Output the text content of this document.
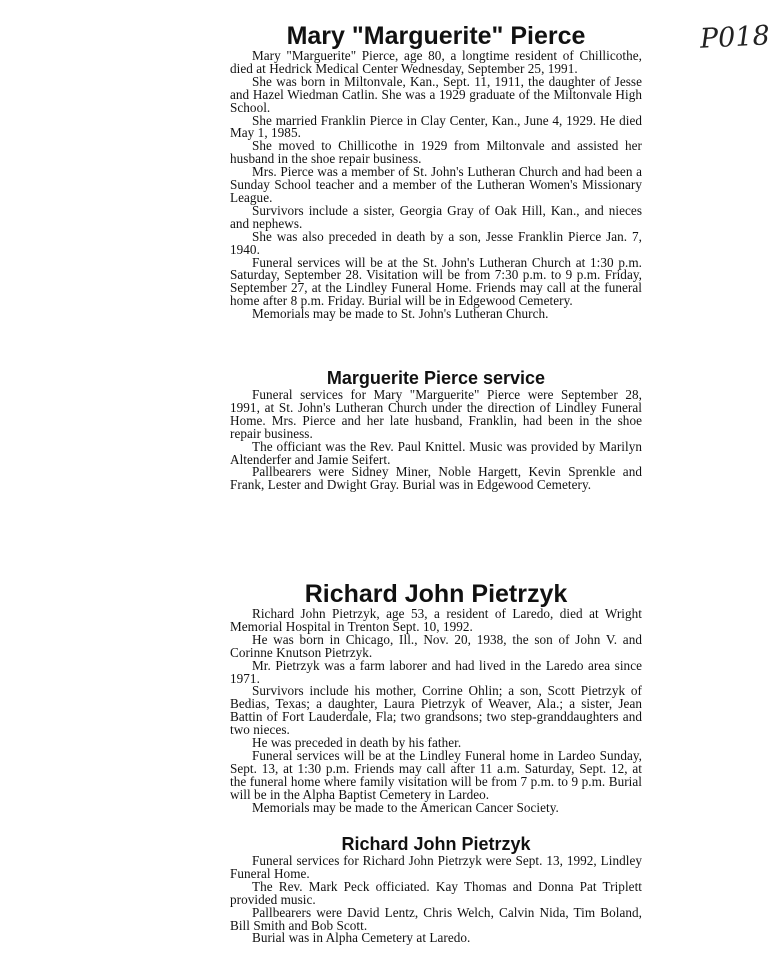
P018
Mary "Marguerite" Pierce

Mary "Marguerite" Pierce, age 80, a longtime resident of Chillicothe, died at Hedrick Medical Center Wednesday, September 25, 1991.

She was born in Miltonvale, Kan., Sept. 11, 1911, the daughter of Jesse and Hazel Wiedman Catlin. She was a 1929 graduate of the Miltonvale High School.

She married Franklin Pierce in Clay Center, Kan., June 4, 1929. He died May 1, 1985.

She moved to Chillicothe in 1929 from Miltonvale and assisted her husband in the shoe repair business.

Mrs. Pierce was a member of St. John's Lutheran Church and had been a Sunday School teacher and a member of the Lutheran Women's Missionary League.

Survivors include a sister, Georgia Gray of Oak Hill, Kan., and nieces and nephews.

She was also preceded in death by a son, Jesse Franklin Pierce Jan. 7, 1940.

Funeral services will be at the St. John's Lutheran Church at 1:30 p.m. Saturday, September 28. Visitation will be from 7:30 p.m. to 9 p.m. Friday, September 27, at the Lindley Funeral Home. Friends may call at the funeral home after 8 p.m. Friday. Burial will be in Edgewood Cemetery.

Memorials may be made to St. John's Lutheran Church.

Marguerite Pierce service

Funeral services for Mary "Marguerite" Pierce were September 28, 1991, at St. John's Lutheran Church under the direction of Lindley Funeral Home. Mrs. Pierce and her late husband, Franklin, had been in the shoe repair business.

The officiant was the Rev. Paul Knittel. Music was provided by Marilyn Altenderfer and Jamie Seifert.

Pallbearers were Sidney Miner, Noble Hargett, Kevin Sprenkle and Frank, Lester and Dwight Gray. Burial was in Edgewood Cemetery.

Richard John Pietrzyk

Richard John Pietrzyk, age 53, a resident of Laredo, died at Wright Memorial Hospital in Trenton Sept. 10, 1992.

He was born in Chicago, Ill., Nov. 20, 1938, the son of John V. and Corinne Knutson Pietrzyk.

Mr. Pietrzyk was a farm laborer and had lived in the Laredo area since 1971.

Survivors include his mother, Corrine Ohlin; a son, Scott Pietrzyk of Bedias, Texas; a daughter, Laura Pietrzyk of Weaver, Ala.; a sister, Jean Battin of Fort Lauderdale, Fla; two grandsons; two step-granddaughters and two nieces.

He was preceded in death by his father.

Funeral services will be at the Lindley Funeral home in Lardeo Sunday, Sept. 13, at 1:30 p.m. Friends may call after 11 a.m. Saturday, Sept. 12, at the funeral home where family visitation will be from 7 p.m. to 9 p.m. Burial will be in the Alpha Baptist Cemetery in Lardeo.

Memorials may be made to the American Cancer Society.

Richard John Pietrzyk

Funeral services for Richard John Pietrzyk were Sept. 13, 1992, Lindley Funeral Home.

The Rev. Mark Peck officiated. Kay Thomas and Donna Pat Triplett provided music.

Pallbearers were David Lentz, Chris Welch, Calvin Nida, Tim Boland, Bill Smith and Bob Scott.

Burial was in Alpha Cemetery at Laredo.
* * * *
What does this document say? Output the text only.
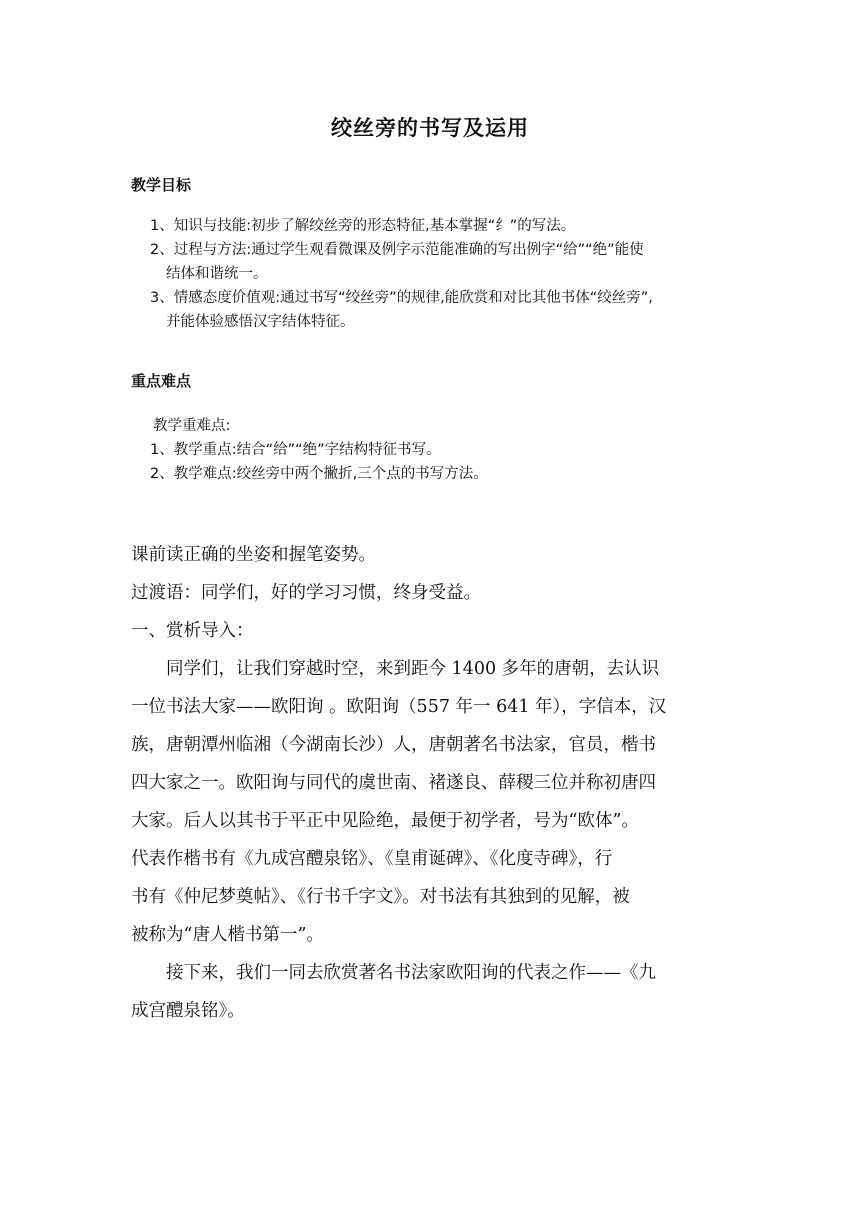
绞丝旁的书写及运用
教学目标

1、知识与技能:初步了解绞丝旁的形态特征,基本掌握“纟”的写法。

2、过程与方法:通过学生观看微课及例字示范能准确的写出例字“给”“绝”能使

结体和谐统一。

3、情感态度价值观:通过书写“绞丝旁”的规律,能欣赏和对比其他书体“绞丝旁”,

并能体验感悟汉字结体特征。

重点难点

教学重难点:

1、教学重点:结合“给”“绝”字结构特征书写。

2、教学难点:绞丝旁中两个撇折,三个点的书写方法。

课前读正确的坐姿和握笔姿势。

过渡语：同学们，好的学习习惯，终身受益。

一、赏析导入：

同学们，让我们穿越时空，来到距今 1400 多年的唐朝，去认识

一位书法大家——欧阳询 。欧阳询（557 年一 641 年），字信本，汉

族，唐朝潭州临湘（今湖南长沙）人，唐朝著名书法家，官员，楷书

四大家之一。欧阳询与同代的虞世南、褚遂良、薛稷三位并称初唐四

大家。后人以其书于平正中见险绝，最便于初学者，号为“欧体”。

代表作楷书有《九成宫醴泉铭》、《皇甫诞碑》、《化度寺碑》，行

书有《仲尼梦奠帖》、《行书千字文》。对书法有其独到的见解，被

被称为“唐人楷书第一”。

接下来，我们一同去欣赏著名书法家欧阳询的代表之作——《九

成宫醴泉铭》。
* * * *
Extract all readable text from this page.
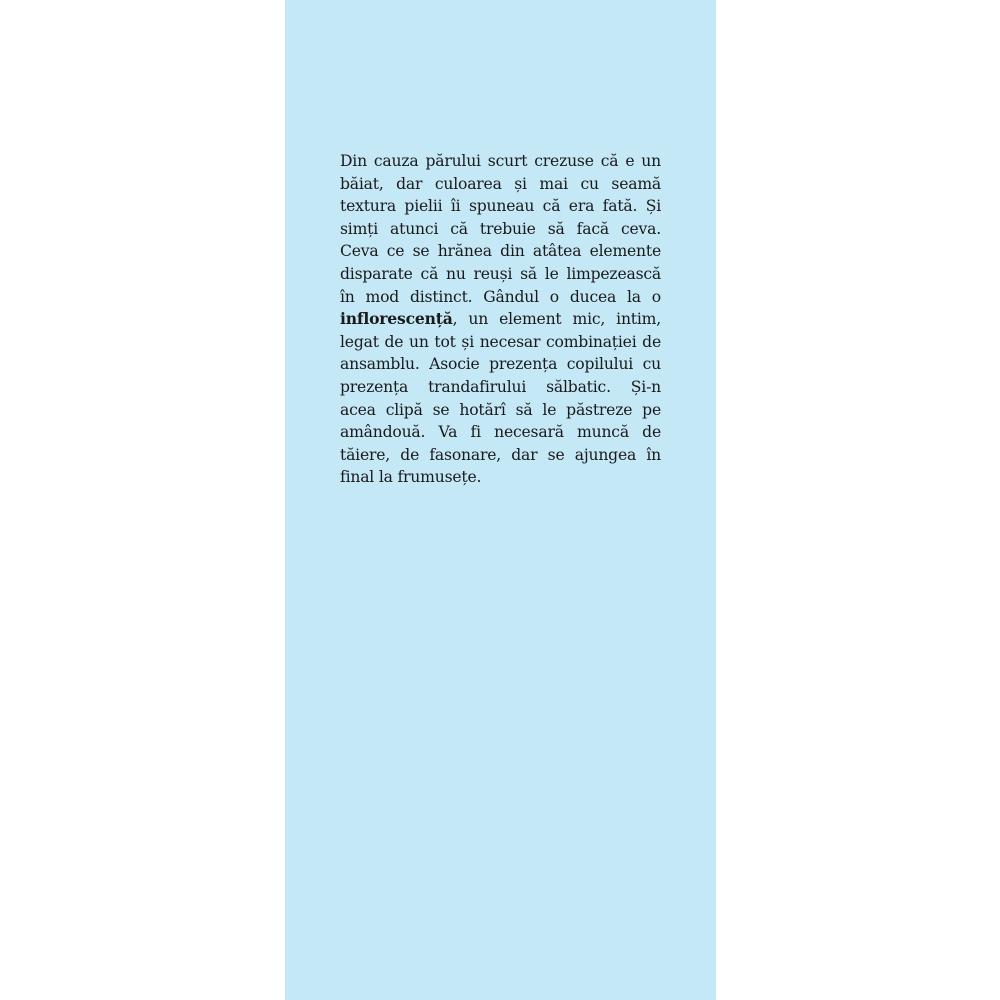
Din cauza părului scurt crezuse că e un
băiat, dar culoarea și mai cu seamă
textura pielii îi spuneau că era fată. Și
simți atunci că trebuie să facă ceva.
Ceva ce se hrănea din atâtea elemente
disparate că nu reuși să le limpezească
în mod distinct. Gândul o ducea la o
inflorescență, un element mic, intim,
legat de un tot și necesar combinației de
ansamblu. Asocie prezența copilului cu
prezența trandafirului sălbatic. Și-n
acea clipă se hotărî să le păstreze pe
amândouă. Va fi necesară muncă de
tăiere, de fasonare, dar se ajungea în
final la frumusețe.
* * * *
What is being asked:
In the records above, locate each line with the word "repair". Copy all such lines.

Response to the task:
She moved to Chillicothe in 1929 from Miltonvale and assisted her husband in the shoe repair business.
Funeral services for Mary "Marguerite" Pierce were September 28, 1991, at St. John's Lutheran Church under the direction of Lindley Funeral Home. Mrs. Pierce and her late husband, Franklin, had been in the shoe repair business.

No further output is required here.